Stored dataset items:
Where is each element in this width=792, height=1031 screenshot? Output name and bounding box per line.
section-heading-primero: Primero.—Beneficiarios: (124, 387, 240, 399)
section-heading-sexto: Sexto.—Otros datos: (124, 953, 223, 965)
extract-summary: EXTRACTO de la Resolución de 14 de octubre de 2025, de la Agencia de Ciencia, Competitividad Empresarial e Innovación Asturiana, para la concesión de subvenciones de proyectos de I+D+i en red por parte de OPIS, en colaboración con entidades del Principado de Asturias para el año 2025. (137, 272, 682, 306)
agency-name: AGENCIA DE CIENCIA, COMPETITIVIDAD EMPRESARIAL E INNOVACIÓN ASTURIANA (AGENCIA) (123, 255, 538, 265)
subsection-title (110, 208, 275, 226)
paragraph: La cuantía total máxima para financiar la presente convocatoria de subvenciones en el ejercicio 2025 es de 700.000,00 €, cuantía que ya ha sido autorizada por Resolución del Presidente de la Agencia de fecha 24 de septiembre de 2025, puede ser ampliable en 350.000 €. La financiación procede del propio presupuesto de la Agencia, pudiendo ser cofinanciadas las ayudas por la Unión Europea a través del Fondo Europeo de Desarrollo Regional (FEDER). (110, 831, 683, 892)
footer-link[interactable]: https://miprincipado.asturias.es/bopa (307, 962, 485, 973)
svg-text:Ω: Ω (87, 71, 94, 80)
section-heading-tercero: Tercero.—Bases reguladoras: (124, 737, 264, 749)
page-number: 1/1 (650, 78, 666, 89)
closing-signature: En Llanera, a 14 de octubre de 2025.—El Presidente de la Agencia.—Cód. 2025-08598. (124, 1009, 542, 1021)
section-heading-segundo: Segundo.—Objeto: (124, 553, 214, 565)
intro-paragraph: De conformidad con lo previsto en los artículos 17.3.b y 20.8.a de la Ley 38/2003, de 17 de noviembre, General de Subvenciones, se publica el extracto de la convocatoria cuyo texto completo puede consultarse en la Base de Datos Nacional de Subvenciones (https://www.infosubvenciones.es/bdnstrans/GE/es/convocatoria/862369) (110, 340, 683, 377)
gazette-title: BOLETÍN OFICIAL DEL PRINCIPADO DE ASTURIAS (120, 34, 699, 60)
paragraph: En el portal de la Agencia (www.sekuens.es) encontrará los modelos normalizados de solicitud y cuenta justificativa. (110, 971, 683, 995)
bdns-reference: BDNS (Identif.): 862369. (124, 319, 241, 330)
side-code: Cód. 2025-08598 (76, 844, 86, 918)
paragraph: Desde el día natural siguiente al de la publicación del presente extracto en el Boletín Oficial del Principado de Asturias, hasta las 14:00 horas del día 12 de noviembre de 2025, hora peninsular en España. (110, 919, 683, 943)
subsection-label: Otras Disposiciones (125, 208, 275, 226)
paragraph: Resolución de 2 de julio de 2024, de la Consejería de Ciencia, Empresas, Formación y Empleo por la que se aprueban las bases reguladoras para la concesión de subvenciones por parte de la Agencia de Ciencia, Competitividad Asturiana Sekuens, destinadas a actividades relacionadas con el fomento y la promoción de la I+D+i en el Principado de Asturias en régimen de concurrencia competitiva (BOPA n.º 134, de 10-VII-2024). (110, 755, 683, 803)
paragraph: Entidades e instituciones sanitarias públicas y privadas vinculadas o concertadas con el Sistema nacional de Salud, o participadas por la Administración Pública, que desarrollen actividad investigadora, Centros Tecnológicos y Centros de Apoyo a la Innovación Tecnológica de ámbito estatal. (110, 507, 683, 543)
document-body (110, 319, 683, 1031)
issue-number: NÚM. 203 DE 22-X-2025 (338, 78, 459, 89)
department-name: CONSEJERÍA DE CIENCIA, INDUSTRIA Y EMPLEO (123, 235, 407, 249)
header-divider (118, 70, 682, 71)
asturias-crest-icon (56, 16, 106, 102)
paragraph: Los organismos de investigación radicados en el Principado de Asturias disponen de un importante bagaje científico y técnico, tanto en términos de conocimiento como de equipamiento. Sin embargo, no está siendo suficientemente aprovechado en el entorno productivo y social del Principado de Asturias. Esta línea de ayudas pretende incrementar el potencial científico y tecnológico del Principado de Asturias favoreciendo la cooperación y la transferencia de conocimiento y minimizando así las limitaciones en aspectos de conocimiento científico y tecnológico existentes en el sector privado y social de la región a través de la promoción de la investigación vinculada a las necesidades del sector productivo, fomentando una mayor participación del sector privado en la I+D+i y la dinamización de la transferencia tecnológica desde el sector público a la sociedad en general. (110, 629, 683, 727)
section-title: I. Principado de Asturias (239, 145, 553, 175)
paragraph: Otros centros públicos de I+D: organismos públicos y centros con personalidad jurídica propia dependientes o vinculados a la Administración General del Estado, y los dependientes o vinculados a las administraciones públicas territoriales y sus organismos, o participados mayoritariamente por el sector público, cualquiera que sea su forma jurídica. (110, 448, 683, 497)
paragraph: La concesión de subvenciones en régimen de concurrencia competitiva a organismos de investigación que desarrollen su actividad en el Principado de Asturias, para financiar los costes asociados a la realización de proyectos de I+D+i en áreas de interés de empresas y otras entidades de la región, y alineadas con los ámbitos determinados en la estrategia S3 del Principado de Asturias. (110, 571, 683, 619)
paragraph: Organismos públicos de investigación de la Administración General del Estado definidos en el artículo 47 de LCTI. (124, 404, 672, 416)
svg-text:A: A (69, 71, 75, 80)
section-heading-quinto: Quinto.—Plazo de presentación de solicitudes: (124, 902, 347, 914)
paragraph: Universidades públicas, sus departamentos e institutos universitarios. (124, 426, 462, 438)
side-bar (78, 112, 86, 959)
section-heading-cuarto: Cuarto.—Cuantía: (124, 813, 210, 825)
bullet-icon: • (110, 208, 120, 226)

==

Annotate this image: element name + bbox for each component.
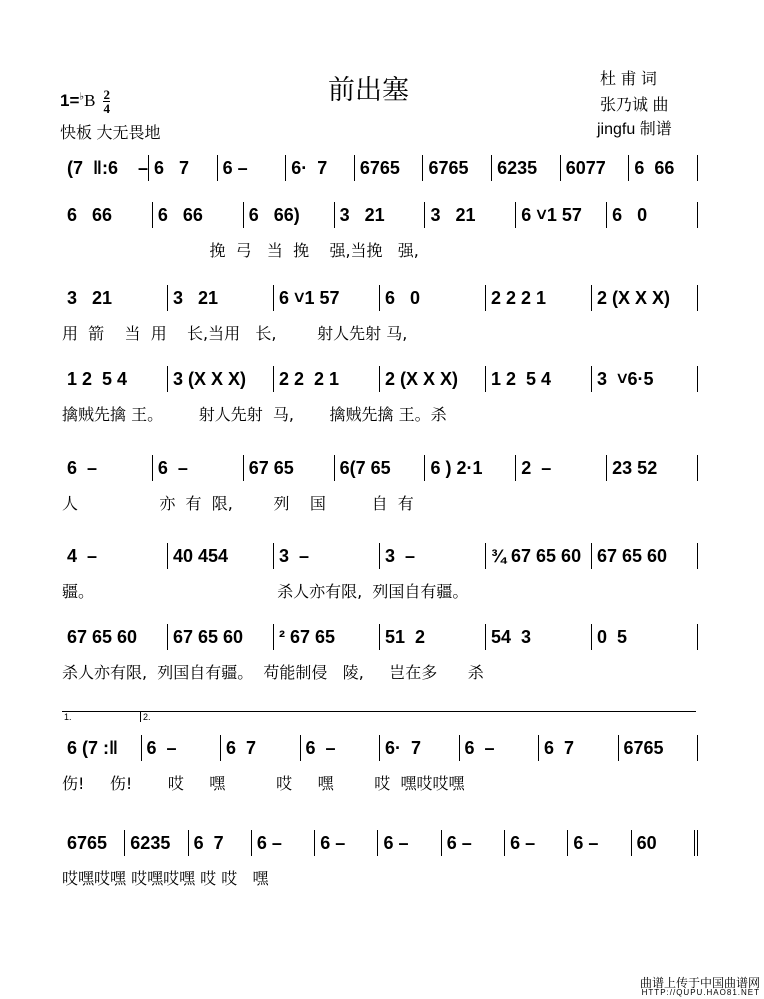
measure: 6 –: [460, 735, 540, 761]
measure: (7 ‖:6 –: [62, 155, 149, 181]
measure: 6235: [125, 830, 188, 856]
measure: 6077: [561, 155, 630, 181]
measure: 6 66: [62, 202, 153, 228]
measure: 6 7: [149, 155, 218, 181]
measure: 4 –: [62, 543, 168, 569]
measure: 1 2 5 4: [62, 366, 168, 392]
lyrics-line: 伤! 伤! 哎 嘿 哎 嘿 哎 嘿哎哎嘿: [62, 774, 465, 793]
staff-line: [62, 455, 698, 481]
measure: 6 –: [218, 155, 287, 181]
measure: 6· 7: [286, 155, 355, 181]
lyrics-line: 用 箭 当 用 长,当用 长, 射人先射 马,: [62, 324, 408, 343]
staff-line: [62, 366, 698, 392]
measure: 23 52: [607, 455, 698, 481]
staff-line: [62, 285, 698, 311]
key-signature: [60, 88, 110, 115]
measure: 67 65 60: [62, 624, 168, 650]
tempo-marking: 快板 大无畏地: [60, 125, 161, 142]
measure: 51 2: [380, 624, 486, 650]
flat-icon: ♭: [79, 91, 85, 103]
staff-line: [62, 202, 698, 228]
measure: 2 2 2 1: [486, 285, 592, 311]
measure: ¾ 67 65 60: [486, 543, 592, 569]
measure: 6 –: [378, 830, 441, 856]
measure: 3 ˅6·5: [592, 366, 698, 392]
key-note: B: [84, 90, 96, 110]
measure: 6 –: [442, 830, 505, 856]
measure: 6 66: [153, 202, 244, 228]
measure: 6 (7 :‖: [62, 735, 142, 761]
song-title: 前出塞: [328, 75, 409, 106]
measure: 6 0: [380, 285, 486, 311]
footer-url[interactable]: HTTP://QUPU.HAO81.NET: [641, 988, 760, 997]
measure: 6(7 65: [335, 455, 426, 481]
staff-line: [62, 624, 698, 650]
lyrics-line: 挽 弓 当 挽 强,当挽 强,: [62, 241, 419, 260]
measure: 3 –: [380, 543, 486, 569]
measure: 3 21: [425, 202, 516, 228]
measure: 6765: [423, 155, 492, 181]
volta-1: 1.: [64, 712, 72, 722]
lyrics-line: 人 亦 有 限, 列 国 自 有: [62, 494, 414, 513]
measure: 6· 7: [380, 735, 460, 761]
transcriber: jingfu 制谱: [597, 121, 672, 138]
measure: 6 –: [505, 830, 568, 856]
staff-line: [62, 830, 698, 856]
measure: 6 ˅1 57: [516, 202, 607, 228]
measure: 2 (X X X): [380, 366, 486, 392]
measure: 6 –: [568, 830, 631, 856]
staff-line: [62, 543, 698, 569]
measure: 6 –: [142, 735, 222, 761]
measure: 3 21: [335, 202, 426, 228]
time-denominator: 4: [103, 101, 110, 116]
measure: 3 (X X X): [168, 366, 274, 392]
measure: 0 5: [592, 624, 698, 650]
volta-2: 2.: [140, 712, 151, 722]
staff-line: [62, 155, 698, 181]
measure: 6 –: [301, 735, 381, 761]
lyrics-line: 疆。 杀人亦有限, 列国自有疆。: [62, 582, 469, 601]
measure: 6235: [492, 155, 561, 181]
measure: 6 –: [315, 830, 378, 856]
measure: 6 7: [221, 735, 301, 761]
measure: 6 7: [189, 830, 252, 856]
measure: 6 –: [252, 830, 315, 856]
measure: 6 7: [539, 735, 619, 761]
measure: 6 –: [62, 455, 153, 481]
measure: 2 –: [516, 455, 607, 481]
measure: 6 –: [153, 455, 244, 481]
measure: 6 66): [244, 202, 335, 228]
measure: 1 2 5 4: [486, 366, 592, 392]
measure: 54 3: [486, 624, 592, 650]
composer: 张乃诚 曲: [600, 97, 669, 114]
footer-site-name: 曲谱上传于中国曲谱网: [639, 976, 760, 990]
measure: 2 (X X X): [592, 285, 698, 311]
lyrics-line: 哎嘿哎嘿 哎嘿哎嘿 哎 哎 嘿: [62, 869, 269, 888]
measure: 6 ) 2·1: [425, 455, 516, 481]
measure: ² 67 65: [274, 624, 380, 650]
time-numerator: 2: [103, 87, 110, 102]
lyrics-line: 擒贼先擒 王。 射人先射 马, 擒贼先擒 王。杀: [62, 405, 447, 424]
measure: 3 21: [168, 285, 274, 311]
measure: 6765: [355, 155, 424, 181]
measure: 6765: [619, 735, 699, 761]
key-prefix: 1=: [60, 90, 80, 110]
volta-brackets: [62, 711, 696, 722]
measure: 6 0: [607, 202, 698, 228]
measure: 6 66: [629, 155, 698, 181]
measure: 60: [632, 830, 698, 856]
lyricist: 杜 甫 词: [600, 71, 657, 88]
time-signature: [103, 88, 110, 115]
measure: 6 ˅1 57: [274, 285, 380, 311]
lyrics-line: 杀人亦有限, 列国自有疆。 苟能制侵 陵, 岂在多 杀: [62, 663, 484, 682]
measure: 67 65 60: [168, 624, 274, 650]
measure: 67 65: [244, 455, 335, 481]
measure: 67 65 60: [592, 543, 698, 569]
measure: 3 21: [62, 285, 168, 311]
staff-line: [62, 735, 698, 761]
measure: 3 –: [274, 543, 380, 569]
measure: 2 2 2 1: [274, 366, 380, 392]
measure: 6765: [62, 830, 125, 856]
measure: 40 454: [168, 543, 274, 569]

---

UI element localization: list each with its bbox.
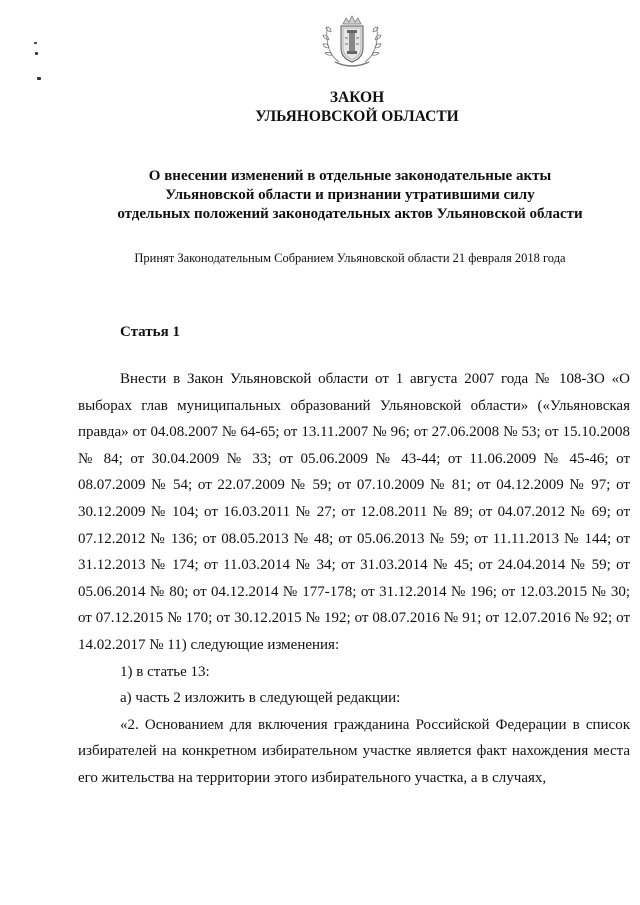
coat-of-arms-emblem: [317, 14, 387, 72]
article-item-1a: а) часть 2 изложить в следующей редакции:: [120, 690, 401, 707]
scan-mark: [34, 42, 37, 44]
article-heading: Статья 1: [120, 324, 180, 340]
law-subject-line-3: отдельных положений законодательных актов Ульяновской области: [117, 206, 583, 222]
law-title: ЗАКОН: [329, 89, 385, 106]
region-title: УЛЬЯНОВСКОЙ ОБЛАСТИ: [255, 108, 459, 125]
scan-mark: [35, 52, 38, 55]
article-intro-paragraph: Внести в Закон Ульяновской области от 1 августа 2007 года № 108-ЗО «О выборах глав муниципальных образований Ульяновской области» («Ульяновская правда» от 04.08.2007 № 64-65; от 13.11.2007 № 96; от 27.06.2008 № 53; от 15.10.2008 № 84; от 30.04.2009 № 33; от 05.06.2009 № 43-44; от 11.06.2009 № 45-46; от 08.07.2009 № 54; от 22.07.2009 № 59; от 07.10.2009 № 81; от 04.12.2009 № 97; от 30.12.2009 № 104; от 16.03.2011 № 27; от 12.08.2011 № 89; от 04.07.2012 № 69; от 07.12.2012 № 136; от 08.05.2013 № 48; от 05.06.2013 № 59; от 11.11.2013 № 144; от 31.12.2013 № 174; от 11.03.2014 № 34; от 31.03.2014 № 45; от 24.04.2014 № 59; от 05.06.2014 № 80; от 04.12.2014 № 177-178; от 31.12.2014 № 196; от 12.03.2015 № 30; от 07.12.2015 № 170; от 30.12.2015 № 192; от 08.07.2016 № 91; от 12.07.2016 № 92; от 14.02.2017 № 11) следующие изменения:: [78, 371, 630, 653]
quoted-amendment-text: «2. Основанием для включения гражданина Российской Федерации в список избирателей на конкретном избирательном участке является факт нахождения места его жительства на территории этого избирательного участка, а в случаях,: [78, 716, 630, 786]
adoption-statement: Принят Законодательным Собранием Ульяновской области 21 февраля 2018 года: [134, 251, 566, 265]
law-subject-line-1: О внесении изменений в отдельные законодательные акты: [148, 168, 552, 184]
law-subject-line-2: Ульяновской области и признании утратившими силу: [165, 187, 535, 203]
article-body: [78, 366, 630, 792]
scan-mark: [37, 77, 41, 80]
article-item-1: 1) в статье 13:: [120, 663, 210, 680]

> **Your goal**:
Write out the rows in the stretch from the one containing "Where is each" through the one containing "subsection-title (110, 208, 275, 226)", swapping "Output" for "List" and keeping everything else the same.

> **Correct output**:
Where is each element in this width=792, height=1031 screenshot? List name and bounding box per line.
section-heading-primero: Primero.—Beneficiarios: (124, 387, 240, 399)
section-heading-sexto: Sexto.—Otros datos: (124, 953, 223, 965)
extract-summary: EXTRACTO de la Resolución de 14 de octubre de 2025, de la Agencia de Ciencia, Competitividad Empresarial e Innovación Asturiana, para la concesión de subvenciones de proyectos de I+D+i en red por parte de OPIS, en colaboración con entidades del Principado de Asturias para el año 2025. (137, 272, 682, 306)
agency-name: AGENCIA DE CIENCIA, COMPETITIVIDAD EMPRESARIAL E INNOVACIÓN ASTURIANA (AGENCIA) (123, 255, 538, 265)
subsection-title (110, 208, 275, 226)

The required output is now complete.